Task directions: Output the records exactly as they appear, with no pictures included.
** BEGIN Records for this task **
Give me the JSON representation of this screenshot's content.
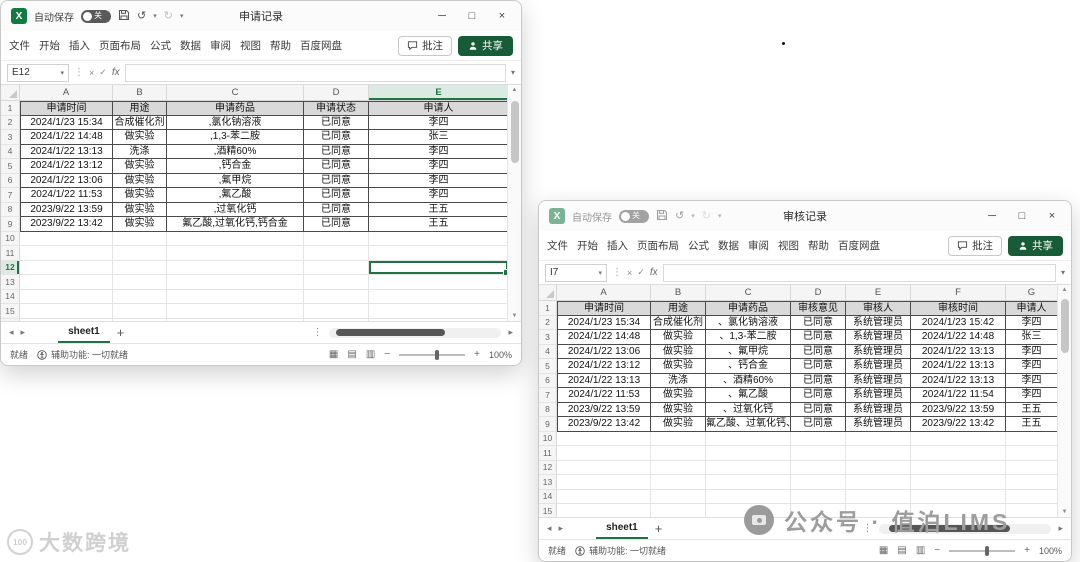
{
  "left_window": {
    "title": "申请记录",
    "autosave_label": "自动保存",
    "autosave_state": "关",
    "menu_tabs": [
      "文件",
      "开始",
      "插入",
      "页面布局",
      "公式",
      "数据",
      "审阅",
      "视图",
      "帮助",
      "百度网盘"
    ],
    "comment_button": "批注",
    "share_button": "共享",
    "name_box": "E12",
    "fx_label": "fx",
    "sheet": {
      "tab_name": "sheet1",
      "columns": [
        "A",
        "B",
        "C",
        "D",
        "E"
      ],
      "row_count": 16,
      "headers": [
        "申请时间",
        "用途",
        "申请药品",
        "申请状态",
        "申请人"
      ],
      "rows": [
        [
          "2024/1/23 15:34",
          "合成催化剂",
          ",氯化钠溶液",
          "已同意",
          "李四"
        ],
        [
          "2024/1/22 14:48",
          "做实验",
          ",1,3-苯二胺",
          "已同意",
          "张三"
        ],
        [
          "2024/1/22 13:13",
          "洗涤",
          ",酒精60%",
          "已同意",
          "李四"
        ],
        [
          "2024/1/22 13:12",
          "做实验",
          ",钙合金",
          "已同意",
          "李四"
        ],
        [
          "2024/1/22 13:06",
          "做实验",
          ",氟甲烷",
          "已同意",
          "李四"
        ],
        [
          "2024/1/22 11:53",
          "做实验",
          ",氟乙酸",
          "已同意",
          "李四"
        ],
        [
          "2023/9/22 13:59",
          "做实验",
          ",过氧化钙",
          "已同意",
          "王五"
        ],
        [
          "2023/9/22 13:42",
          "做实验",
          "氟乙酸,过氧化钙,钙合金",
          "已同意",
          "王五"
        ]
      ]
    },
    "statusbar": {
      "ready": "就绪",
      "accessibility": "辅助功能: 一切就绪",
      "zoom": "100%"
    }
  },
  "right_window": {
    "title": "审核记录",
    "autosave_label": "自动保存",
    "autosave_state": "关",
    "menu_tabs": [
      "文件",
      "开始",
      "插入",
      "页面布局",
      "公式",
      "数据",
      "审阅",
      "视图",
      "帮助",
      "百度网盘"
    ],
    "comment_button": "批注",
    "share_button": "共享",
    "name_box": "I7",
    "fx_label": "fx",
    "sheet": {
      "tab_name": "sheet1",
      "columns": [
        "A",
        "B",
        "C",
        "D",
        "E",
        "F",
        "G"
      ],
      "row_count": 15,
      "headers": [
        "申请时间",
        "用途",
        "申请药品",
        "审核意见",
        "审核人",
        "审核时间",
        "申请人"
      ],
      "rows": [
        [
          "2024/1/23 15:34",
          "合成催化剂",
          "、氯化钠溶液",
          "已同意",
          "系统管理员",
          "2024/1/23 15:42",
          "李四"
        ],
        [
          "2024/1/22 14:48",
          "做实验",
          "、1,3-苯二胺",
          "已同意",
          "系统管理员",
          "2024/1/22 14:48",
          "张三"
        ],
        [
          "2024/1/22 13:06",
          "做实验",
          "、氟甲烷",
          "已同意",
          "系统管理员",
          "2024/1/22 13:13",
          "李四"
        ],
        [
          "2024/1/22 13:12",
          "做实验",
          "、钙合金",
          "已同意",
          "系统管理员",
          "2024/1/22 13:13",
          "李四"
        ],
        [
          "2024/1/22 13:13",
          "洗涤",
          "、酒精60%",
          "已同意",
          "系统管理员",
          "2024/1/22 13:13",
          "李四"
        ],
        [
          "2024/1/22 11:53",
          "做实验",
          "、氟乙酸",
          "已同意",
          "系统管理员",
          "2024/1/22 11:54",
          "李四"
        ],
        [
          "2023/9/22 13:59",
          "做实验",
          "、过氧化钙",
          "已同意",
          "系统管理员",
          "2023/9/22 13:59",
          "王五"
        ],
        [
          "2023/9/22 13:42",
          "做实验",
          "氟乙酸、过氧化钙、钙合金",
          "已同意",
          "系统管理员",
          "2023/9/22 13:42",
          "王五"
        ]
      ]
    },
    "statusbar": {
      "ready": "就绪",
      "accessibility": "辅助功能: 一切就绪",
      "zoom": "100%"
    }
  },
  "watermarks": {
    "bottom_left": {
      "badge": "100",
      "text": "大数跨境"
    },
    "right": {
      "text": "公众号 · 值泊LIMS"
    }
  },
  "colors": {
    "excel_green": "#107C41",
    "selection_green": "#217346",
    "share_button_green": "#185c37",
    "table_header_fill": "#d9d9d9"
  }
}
** END Records for this task **
The output:
Give me the JSON representation of this screenshot's content.
{
  "left_window": {
    "title": "申请记录",
    "autosave_label": "自动保存",
    "autosave_state": "关",
    "menu_tabs": [
      "文件",
      "开始",
      "插入",
      "页面布局",
      "公式",
      "数据",
      "审阅",
      "视图",
      "帮助",
      "百度网盘"
    ],
    "comment_button": "批注",
    "share_button": "共享",
    "name_box": "E12",
    "fx_label": "fx",
    "sheet": {
      "tab_name": "sheet1",
      "columns": [
        "A",
        "B",
        "C",
        "D",
        "E"
      ],
      "row_count": 16,
      "headers": [
        "申请时间",
        "用途",
        "申请药品",
        "申请状态",
        "申请人"
      ],
      "rows": [
        [
          "2024/1/23 15:34",
          "合成催化剂",
          ",氯化钠溶液",
          "已同意",
          "李四"
        ],
        [
          "2024/1/22 14:48",
          "做实验",
          ",1,3-苯二胺",
          "已同意",
          "张三"
        ],
        [
          "2024/1/22 13:13",
          "洗涤",
          ",酒精60%",
          "已同意",
          "李四"
        ],
        [
          "2024/1/22 13:12",
          "做实验",
          ",钙合金",
          "已同意",
          "李四"
        ],
        [
          "2024/1/22 13:06",
          "做实验",
          ",氟甲烷",
          "已同意",
          "李四"
        ],
        [
          "2024/1/22 11:53",
          "做实验",
          ",氟乙酸",
          "已同意",
          "李四"
        ],
        [
          "2023/9/22 13:59",
          "做实验",
          ",过氧化钙",
          "已同意",
          "王五"
        ],
        [
          "2023/9/22 13:42",
          "做实验",
          "氟乙酸,过氧化钙,钙合金",
          "已同意",
          "王五"
        ]
      ]
    },
    "statusbar": {
      "ready": "就绪",
      "accessibility": "辅助功能: 一切就绪",
      "zoom": "100%"
    }
  },
  "right_window": {
    "title": "审核记录",
    "autosave_label": "自动保存",
    "autosave_state": "关",
    "menu_tabs": [
      "文件",
      "开始",
      "插入",
      "页面布局",
      "公式",
      "数据",
      "审阅",
      "视图",
      "帮助",
      "百度网盘"
    ],
    "comment_button": "批注",
    "share_button": "共享",
    "name_box": "I7",
    "fx_label": "fx",
    "sheet": {
      "tab_name": "sheet1",
      "columns": [
        "A",
        "B",
        "C",
        "D",
        "E",
        "F",
        "G"
      ],
      "row_count": 15,
      "headers": [
        "申请时间",
        "用途",
        "申请药品",
        "审核意见",
        "审核人",
        "审核时间",
        "申请人"
      ],
      "rows": [
        [
          "2024/1/23 15:34",
          "合成催化剂",
          "、氯化钠溶液",
          "已同意",
          "系统管理员",
          "2024/1/23 15:42",
          "李四"
        ],
        [
          "2024/1/22 14:48",
          "做实验",
          "、1,3-苯二胺",
          "已同意",
          "系统管理员",
          "2024/1/22 14:48",
          "张三"
        ],
        [
          "2024/1/22 13:06",
          "做实验",
          "、氟甲烷",
          "已同意",
          "系统管理员",
          "2024/1/22 13:13",
          "李四"
        ],
        [
          "2024/1/22 13:12",
          "做实验",
          "、钙合金",
          "已同意",
          "系统管理员",
          "2024/1/22 13:13",
          "李四"
        ],
        [
          "2024/1/22 13:13",
          "洗涤",
          "、酒精60%",
          "已同意",
          "系统管理员",
          "2024/1/22 13:13",
          "李四"
        ],
        [
          "2024/1/22 11:53",
          "做实验",
          "、氟乙酸",
          "已同意",
          "系统管理员",
          "2024/1/22 11:54",
          "李四"
        ],
        [
          "2023/9/22 13:59",
          "做实验",
          "、过氧化钙",
          "已同意",
          "系统管理员",
          "2023/9/22 13:59",
          "王五"
        ],
        [
          "2023/9/22 13:42",
          "做实验",
          "氟乙酸、过氧化钙、钙合金",
          "已同意",
          "系统管理员",
          "2023/9/22 13:42",
          "王五"
        ]
      ]
    },
    "statusbar": {
      "ready": "就绪",
      "accessibility": "辅助功能: 一切就绪",
      "zoom": "100%"
    }
  },
  "watermarks": {
    "bottom_left": {
      "badge": "100",
      "text": "大数跨境"
    },
    "right": {
      "text": "公众号 · 值泊LIMS"
    }
  },
  "colors": {
    "excel_green": "#107C41",
    "selection_green": "#217346",
    "share_button_green": "#185c37",
    "table_header_fill": "#d9d9d9"
  }
}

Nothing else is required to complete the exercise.